Objective: Transcribe each line of the records below exactly, excluding any embedded images.

Figure collection entries:
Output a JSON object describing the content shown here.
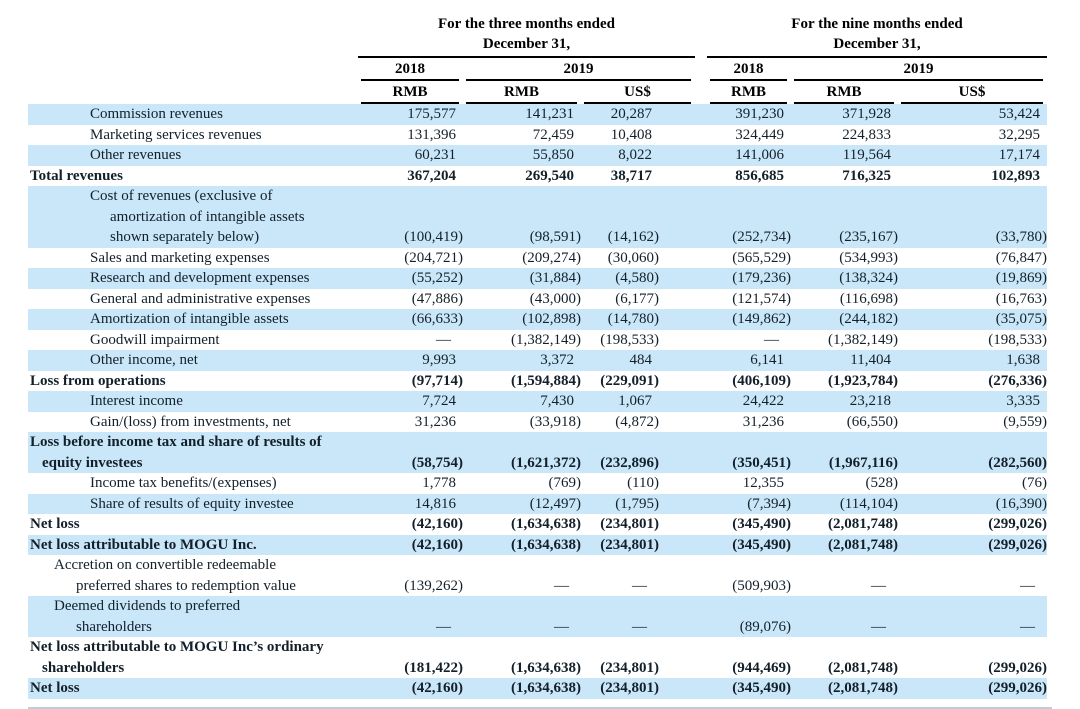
{
  "header": {
    "groups": [
      {
        "title1": "For the three months ended",
        "title2": "December 31,",
        "years": [
          {
            "label": "2018"
          },
          {
            "label": "2019"
          }
        ],
        "currencies": [
          "RMB",
          "RMB",
          "US$"
        ]
      },
      {
        "title1": "For the nine months ended",
        "title2": "December 31,",
        "years": [
          {
            "label": "2018"
          },
          {
            "label": "2019"
          }
        ],
        "currencies": [
          "RMB",
          "RMB",
          "US$"
        ]
      }
    ]
  },
  "rows": [
    {
      "shaded": true,
      "bold": false,
      "lines": [
        {
          "t": "Commission revenues",
          "i": 4
        }
      ],
      "values": [
        "175,577",
        "141,231",
        "20,287",
        "391,230",
        "371,928",
        "53,424"
      ]
    },
    {
      "shaded": false,
      "bold": false,
      "lines": [
        {
          "t": "Marketing services revenues",
          "i": 4
        }
      ],
      "values": [
        "131,396",
        "72,459",
        "10,408",
        "324,449",
        "224,833",
        "32,295"
      ]
    },
    {
      "shaded": true,
      "bold": false,
      "lines": [
        {
          "t": "Other revenues",
          "i": 4
        }
      ],
      "values": [
        "60,231",
        "55,850",
        "8,022",
        "141,006",
        "119,564",
        "17,174"
      ]
    },
    {
      "shaded": false,
      "bold": true,
      "lines": [
        {
          "t": "Total revenues",
          "i": 0
        }
      ],
      "values": [
        "367,204",
        "269,540",
        "38,717",
        "856,685",
        "716,325",
        "102,893"
      ]
    },
    {
      "shaded": true,
      "bold": false,
      "lines": [
        {
          "t": "Cost of revenues (exclusive of",
          "i": 4
        },
        {
          "t": "amortization of intangible assets",
          "i": 5
        },
        {
          "t": "shown separately below)",
          "i": 5
        }
      ],
      "values": [
        "(100,419)",
        "(98,591)",
        "(14,162)",
        "(252,734)",
        "(235,167)",
        "(33,780)"
      ]
    },
    {
      "shaded": false,
      "bold": false,
      "lines": [
        {
          "t": "Sales and marketing expenses",
          "i": 4
        }
      ],
      "values": [
        "(204,721)",
        "(209,274)",
        "(30,060)",
        "(565,529)",
        "(534,993)",
        "(76,847)"
      ]
    },
    {
      "shaded": true,
      "bold": false,
      "lines": [
        {
          "t": "Research and development expenses",
          "i": 4
        }
      ],
      "values": [
        "(55,252)",
        "(31,884)",
        "(4,580)",
        "(179,236)",
        "(138,324)",
        "(19,869)"
      ]
    },
    {
      "shaded": false,
      "bold": false,
      "lines": [
        {
          "t": "General and administrative expenses",
          "i": 4
        }
      ],
      "values": [
        "(47,886)",
        "(43,000)",
        "(6,177)",
        "(121,574)",
        "(116,698)",
        "(16,763)"
      ]
    },
    {
      "shaded": true,
      "bold": false,
      "lines": [
        {
          "t": "Amortization of intangible assets",
          "i": 4
        }
      ],
      "values": [
        "(66,633)",
        "(102,898)",
        "(14,780)",
        "(149,862)",
        "(244,182)",
        "(35,075)"
      ]
    },
    {
      "shaded": false,
      "bold": false,
      "lines": [
        {
          "t": "Goodwill impairment",
          "i": 4
        }
      ],
      "values": [
        "—",
        "(1,382,149)",
        "(198,533)",
        "—",
        "(1,382,149)",
        "(198,533)"
      ]
    },
    {
      "shaded": true,
      "bold": false,
      "lines": [
        {
          "t": "Other income, net",
          "i": 4
        }
      ],
      "values": [
        "9,993",
        "3,372",
        "484",
        "6,141",
        "11,404",
        "1,638"
      ]
    },
    {
      "shaded": false,
      "bold": true,
      "lines": [
        {
          "t": "Loss from operations",
          "i": 0
        }
      ],
      "values": [
        "(97,714)",
        "(1,594,884)",
        "(229,091)",
        "(406,109)",
        "(1,923,784)",
        "(276,336)"
      ]
    },
    {
      "shaded": true,
      "bold": false,
      "lines": [
        {
          "t": "Interest income",
          "i": 4
        }
      ],
      "values": [
        "7,724",
        "7,430",
        "1,067",
        "24,422",
        "23,218",
        "3,335"
      ]
    },
    {
      "shaded": false,
      "bold": false,
      "lines": [
        {
          "t": "Gain/(loss) from investments, net",
          "i": 4
        }
      ],
      "values": [
        "31,236",
        "(33,918)",
        "(4,872)",
        "31,236",
        "(66,550)",
        "(9,559)"
      ]
    },
    {
      "shaded": true,
      "bold": true,
      "lines": [
        {
          "t": "Loss before income tax and share of results of",
          "i": 0
        },
        {
          "t": "equity investees",
          "i": 1
        }
      ],
      "values": [
        "(58,754)",
        "(1,621,372)",
        "(232,896)",
        "(350,451)",
        "(1,967,116)",
        "(282,560)"
      ]
    },
    {
      "shaded": false,
      "bold": false,
      "lines": [
        {
          "t": "Income tax benefits/(expenses)",
          "i": 4
        }
      ],
      "values": [
        "1,778",
        "(769)",
        "(110)",
        "12,355",
        "(528)",
        "(76)"
      ]
    },
    {
      "shaded": true,
      "bold": false,
      "lines": [
        {
          "t": "Share of results of equity investee",
          "i": 4
        }
      ],
      "values": [
        "14,816",
        "(12,497)",
        "(1,795)",
        "(7,394)",
        "(114,104)",
        "(16,390)"
      ]
    },
    {
      "shaded": false,
      "bold": true,
      "lines": [
        {
          "t": "Net loss",
          "i": 0
        }
      ],
      "values": [
        "(42,160)",
        "(1,634,638)",
        "(234,801)",
        "(345,490)",
        "(2,081,748)",
        "(299,026)"
      ]
    },
    {
      "shaded": true,
      "bold": true,
      "lines": [
        {
          "t": "Net loss attributable to MOGU Inc.",
          "i": 0
        }
      ],
      "values": [
        "(42,160)",
        "(1,634,638)",
        "(234,801)",
        "(345,490)",
        "(2,081,748)",
        "(299,026)"
      ]
    },
    {
      "shaded": false,
      "bold": false,
      "lines": [
        {
          "t": "Accretion on convertible redeemable",
          "i": 2
        },
        {
          "t": "preferred shares to redemption value",
          "i": 3
        }
      ],
      "values": [
        "(139,262)",
        "—",
        "—",
        "(509,903)",
        "—",
        "—"
      ]
    },
    {
      "shaded": true,
      "bold": false,
      "lines": [
        {
          "t": "Deemed dividends to preferred",
          "i": 2
        },
        {
          "t": "shareholders",
          "i": 3
        }
      ],
      "values": [
        "—",
        "—",
        "—",
        "(89,076)",
        "—",
        "—"
      ]
    },
    {
      "shaded": false,
      "bold": true,
      "lines": [
        {
          "t": "Net loss attributable to MOGU Inc’s ordinary",
          "i": 0
        },
        {
          "t": "shareholders",
          "i": 1
        }
      ],
      "values": [
        "(181,422)",
        "(1,634,638)",
        "(234,801)",
        "(944,469)",
        "(2,081,748)",
        "(299,026)"
      ]
    },
    {
      "shaded": true,
      "bold": true,
      "lines": [
        {
          "t": "Net loss",
          "i": 0
        }
      ],
      "values": [
        "(42,160)",
        "(1,634,638)",
        "(234,801)",
        "(345,490)",
        "(2,081,748)",
        "(299,026)"
      ]
    }
  ],
  "colors": {
    "stripe": "#c9e7f8",
    "text": "#13202a",
    "rule": "#000000",
    "divider": "#b9cfdc"
  }
}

Task output:
Output a JSON object describing the content shown here.
{
  "header": {
    "groups": [
      {
        "title1": "For the three months ended",
        "title2": "December 31,",
        "years": [
          {
            "label": "2018"
          },
          {
            "label": "2019"
          }
        ],
        "currencies": [
          "RMB",
          "RMB",
          "US$"
        ]
      },
      {
        "title1": "For the nine months ended",
        "title2": "December 31,",
        "years": [
          {
            "label": "2018"
          },
          {
            "label": "2019"
          }
        ],
        "currencies": [
          "RMB",
          "RMB",
          "US$"
        ]
      }
    ]
  },
  "rows": [
    {
      "shaded": true,
      "bold": false,
      "lines": [
        {
          "t": "Commission revenues",
          "i": 4
        }
      ],
      "values": [
        "175,577",
        "141,231",
        "20,287",
        "391,230",
        "371,928",
        "53,424"
      ]
    },
    {
      "shaded": false,
      "bold": false,
      "lines": [
        {
          "t": "Marketing services revenues",
          "i": 4
        }
      ],
      "values": [
        "131,396",
        "72,459",
        "10,408",
        "324,449",
        "224,833",
        "32,295"
      ]
    },
    {
      "shaded": true,
      "bold": false,
      "lines": [
        {
          "t": "Other revenues",
          "i": 4
        }
      ],
      "values": [
        "60,231",
        "55,850",
        "8,022",
        "141,006",
        "119,564",
        "17,174"
      ]
    },
    {
      "shaded": false,
      "bold": true,
      "lines": [
        {
          "t": "Total revenues",
          "i": 0
        }
      ],
      "values": [
        "367,204",
        "269,540",
        "38,717",
        "856,685",
        "716,325",
        "102,893"
      ]
    },
    {
      "shaded": true,
      "bold": false,
      "lines": [
        {
          "t": "Cost of revenues (exclusive of",
          "i": 4
        },
        {
          "t": "amortization of intangible assets",
          "i": 5
        },
        {
          "t": "shown separately below)",
          "i": 5
        }
      ],
      "values": [
        "(100,419)",
        "(98,591)",
        "(14,162)",
        "(252,734)",
        "(235,167)",
        "(33,780)"
      ]
    },
    {
      "shaded": false,
      "bold": false,
      "lines": [
        {
          "t": "Sales and marketing expenses",
          "i": 4
        }
      ],
      "values": [
        "(204,721)",
        "(209,274)",
        "(30,060)",
        "(565,529)",
        "(534,993)",
        "(76,847)"
      ]
    },
    {
      "shaded": true,
      "bold": false,
      "lines": [
        {
          "t": "Research and development expenses",
          "i": 4
        }
      ],
      "values": [
        "(55,252)",
        "(31,884)",
        "(4,580)",
        "(179,236)",
        "(138,324)",
        "(19,869)"
      ]
    },
    {
      "shaded": false,
      "bold": false,
      "lines": [
        {
          "t": "General and administrative expenses",
          "i": 4
        }
      ],
      "values": [
        "(47,886)",
        "(43,000)",
        "(6,177)",
        "(121,574)",
        "(116,698)",
        "(16,763)"
      ]
    },
    {
      "shaded": true,
      "bold": false,
      "lines": [
        {
          "t": "Amortization of intangible assets",
          "i": 4
        }
      ],
      "values": [
        "(66,633)",
        "(102,898)",
        "(14,780)",
        "(149,862)",
        "(244,182)",
        "(35,075)"
      ]
    },
    {
      "shaded": false,
      "bold": false,
      "lines": [
        {
          "t": "Goodwill impairment",
          "i": 4
        }
      ],
      "values": [
        "—",
        "(1,382,149)",
        "(198,533)",
        "—",
        "(1,382,149)",
        "(198,533)"
      ]
    },
    {
      "shaded": true,
      "bold": false,
      "lines": [
        {
          "t": "Other income, net",
          "i": 4
        }
      ],
      "values": [
        "9,993",
        "3,372",
        "484",
        "6,141",
        "11,404",
        "1,638"
      ]
    },
    {
      "shaded": false,
      "bold": true,
      "lines": [
        {
          "t": "Loss from operations",
          "i": 0
        }
      ],
      "values": [
        "(97,714)",
        "(1,594,884)",
        "(229,091)",
        "(406,109)",
        "(1,923,784)",
        "(276,336)"
      ]
    },
    {
      "shaded": true,
      "bold": false,
      "lines": [
        {
          "t": "Interest income",
          "i": 4
        }
      ],
      "values": [
        "7,724",
        "7,430",
        "1,067",
        "24,422",
        "23,218",
        "3,335"
      ]
    },
    {
      "shaded": false,
      "bold": false,
      "lines": [
        {
          "t": "Gain/(loss) from investments, net",
          "i": 4
        }
      ],
      "values": [
        "31,236",
        "(33,918)",
        "(4,872)",
        "31,236",
        "(66,550)",
        "(9,559)"
      ]
    },
    {
      "shaded": true,
      "bold": true,
      "lines": [
        {
          "t": "Loss before income tax and share of results of",
          "i": 0
        },
        {
          "t": "equity investees",
          "i": 1
        }
      ],
      "values": [
        "(58,754)",
        "(1,621,372)",
        "(232,896)",
        "(350,451)",
        "(1,967,116)",
        "(282,560)"
      ]
    },
    {
      "shaded": false,
      "bold": false,
      "lines": [
        {
          "t": "Income tax benefits/(expenses)",
          "i": 4
        }
      ],
      "values": [
        "1,778",
        "(769)",
        "(110)",
        "12,355",
        "(528)",
        "(76)"
      ]
    },
    {
      "shaded": true,
      "bold": false,
      "lines": [
        {
          "t": "Share of results of equity investee",
          "i": 4
        }
      ],
      "values": [
        "14,816",
        "(12,497)",
        "(1,795)",
        "(7,394)",
        "(114,104)",
        "(16,390)"
      ]
    },
    {
      "shaded": false,
      "bold": true,
      "lines": [
        {
          "t": "Net loss",
          "i": 0
        }
      ],
      "values": [
        "(42,160)",
        "(1,634,638)",
        "(234,801)",
        "(345,490)",
        "(2,081,748)",
        "(299,026)"
      ]
    },
    {
      "shaded": true,
      "bold": true,
      "lines": [
        {
          "t": "Net loss attributable to MOGU Inc.",
          "i": 0
        }
      ],
      "values": [
        "(42,160)",
        "(1,634,638)",
        "(234,801)",
        "(345,490)",
        "(2,081,748)",
        "(299,026)"
      ]
    },
    {
      "shaded": false,
      "bold": false,
      "lines": [
        {
          "t": "Accretion on convertible redeemable",
          "i": 2
        },
        {
          "t": "preferred shares to redemption value",
          "i": 3
        }
      ],
      "values": [
        "(139,262)",
        "—",
        "—",
        "(509,903)",
        "—",
        "—"
      ]
    },
    {
      "shaded": true,
      "bold": false,
      "lines": [
        {
          "t": "Deemed dividends to preferred",
          "i": 2
        },
        {
          "t": "shareholders",
          "i": 3
        }
      ],
      "values": [
        "—",
        "—",
        "—",
        "(89,076)",
        "—",
        "—"
      ]
    },
    {
      "shaded": false,
      "bold": true,
      "lines": [
        {
          "t": "Net loss attributable to MOGU Inc’s ordinary",
          "i": 0
        },
        {
          "t": "shareholders",
          "i": 1
        }
      ],
      "values": [
        "(181,422)",
        "(1,634,638)",
        "(234,801)",
        "(944,469)",
        "(2,081,748)",
        "(299,026)"
      ]
    },
    {
      "shaded": true,
      "bold": true,
      "lines": [
        {
          "t": "Net loss",
          "i": 0
        }
      ],
      "values": [
        "(42,160)",
        "(1,634,638)",
        "(234,801)",
        "(345,490)",
        "(2,081,748)",
        "(299,026)"
      ]
    }
  ],
  "colors": {
    "stripe": "#c9e7f8",
    "text": "#13202a",
    "rule": "#000000",
    "divider": "#b9cfdc"
  }
}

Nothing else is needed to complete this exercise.